• **BRIEF**
What lines of the data hold the string "list"? Pull each one out.

• **INPUT**
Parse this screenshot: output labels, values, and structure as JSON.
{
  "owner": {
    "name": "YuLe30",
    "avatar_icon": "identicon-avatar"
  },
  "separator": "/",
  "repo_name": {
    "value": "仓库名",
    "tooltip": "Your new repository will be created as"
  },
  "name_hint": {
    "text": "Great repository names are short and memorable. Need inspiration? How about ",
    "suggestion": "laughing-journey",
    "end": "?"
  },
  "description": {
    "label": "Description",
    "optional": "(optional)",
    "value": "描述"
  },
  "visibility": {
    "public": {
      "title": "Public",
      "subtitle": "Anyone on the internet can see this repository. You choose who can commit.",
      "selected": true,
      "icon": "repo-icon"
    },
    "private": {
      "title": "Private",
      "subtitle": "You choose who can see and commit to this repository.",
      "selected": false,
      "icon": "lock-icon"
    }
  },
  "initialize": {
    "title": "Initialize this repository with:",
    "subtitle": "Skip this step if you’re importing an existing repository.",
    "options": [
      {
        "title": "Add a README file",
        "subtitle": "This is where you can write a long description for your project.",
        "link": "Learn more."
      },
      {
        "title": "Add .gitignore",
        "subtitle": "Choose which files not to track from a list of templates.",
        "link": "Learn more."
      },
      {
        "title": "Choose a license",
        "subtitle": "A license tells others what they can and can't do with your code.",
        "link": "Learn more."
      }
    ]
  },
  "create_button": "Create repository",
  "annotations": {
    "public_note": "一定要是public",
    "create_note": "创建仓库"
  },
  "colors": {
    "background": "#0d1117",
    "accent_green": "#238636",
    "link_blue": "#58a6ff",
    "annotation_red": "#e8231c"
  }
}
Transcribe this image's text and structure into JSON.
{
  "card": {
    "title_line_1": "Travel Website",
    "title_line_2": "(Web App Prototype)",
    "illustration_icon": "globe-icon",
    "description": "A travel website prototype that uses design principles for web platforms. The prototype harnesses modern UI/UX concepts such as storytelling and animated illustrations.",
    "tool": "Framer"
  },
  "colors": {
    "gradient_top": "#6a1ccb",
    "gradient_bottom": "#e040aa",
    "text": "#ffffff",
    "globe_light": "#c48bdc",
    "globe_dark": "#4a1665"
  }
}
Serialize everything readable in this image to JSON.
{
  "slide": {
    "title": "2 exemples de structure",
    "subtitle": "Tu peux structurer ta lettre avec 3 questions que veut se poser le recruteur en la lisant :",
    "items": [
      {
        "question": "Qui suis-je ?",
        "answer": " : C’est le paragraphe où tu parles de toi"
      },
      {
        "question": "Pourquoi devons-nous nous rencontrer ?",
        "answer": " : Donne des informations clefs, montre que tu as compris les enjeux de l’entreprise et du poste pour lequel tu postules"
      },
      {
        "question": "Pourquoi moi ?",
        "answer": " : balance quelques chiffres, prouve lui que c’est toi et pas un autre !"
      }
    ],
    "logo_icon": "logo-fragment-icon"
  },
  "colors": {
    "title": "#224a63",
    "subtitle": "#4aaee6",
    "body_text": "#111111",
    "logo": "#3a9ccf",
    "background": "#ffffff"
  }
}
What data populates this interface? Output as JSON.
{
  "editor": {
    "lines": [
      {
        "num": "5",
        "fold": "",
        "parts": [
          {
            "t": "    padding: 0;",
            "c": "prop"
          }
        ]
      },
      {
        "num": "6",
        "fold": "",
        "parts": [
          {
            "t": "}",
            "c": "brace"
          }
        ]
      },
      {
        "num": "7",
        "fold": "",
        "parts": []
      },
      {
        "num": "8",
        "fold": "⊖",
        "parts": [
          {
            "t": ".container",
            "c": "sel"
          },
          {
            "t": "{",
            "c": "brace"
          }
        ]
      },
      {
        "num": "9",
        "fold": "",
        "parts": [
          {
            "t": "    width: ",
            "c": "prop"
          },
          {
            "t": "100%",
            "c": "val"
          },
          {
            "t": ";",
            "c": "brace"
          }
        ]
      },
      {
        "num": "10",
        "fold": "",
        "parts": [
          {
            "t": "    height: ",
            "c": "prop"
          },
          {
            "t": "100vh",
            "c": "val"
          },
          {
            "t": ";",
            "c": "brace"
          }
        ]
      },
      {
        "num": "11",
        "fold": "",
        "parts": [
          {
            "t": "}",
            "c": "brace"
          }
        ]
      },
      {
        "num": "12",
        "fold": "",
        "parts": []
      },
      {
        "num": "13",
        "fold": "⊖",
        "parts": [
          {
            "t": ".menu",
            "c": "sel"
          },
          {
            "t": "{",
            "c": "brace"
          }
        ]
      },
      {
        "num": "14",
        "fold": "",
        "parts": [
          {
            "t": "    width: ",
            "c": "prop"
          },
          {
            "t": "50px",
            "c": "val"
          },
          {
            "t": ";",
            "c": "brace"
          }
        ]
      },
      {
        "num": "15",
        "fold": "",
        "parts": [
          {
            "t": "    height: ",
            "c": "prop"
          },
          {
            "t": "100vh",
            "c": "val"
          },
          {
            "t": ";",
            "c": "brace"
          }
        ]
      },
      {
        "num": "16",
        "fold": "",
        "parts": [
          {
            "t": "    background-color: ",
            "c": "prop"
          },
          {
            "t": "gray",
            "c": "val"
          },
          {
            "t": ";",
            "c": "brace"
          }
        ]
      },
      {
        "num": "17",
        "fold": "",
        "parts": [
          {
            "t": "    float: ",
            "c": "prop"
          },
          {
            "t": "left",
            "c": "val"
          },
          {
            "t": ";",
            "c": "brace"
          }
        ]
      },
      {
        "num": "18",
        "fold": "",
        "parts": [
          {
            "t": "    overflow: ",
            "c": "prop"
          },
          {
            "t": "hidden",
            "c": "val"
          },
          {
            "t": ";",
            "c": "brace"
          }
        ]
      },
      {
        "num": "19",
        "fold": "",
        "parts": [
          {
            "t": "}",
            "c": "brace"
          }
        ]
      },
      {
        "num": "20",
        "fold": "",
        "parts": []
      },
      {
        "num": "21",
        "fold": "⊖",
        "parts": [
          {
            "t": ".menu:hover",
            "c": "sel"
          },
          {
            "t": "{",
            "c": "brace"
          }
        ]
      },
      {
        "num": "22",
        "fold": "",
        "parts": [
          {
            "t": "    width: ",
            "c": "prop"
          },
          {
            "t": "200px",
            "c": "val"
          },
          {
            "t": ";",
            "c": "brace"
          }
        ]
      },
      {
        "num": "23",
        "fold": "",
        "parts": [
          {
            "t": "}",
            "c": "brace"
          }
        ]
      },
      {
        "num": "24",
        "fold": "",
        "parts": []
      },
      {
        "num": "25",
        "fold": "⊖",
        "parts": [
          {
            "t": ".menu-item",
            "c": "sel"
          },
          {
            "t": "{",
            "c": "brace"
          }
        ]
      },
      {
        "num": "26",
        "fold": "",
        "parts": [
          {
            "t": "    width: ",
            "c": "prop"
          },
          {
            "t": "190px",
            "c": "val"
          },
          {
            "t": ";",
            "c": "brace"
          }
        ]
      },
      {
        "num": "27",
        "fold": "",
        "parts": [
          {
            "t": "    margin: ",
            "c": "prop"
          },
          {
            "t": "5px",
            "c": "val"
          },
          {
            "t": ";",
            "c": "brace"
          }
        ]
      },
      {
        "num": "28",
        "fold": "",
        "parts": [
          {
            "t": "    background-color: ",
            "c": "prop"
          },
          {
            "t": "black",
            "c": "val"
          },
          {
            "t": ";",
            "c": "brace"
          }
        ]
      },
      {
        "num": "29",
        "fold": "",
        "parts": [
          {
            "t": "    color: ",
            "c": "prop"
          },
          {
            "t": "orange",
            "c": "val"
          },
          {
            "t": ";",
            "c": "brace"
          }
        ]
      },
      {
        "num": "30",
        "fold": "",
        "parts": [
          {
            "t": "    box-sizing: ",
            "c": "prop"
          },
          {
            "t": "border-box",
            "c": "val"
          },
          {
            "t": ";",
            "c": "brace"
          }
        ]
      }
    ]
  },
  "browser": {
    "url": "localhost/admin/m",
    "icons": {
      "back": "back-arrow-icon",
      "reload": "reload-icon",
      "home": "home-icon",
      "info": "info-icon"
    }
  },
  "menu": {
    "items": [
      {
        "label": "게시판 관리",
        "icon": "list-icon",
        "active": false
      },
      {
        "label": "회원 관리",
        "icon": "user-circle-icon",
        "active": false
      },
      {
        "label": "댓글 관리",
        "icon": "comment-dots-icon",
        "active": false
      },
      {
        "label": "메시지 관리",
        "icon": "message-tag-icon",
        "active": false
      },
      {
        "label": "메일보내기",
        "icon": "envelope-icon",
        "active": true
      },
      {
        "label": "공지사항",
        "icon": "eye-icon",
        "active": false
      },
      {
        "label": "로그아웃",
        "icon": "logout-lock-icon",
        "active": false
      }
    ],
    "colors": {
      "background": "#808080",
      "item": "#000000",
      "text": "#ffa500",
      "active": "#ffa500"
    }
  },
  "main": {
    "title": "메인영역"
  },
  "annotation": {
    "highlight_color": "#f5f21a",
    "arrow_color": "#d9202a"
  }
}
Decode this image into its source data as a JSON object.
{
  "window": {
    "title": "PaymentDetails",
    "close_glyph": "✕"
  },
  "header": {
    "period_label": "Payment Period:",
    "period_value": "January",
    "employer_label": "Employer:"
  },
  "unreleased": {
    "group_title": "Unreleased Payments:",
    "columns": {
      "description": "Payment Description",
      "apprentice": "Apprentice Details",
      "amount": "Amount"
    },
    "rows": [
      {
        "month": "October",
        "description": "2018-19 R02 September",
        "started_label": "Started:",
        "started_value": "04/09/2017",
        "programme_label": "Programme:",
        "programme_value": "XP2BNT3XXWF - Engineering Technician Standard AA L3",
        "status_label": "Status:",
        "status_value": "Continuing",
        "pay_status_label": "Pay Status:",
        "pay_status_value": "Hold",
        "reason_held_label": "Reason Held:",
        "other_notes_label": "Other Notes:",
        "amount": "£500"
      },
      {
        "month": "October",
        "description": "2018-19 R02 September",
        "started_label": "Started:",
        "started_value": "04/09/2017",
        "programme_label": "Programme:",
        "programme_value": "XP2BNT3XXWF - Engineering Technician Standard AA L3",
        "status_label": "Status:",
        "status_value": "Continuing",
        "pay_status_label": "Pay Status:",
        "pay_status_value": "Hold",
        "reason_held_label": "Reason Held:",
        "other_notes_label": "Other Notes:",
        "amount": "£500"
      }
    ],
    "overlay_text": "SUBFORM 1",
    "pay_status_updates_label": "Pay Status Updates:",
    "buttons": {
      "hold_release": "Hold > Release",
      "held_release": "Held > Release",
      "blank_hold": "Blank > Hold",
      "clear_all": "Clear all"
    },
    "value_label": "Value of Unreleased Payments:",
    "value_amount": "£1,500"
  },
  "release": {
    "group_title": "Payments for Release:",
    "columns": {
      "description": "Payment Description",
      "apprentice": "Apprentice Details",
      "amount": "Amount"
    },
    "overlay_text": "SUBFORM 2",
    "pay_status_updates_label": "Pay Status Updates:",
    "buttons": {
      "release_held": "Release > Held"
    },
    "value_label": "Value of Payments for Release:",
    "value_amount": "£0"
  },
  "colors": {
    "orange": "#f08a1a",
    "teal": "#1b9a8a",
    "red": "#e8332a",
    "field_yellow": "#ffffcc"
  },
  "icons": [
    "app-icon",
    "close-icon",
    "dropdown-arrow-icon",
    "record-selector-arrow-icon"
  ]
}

• **RESPONSE TO THIS TASK**
        "subtitle": "Choose which files not to track from a list of templates.",
        "icon": "list-icon",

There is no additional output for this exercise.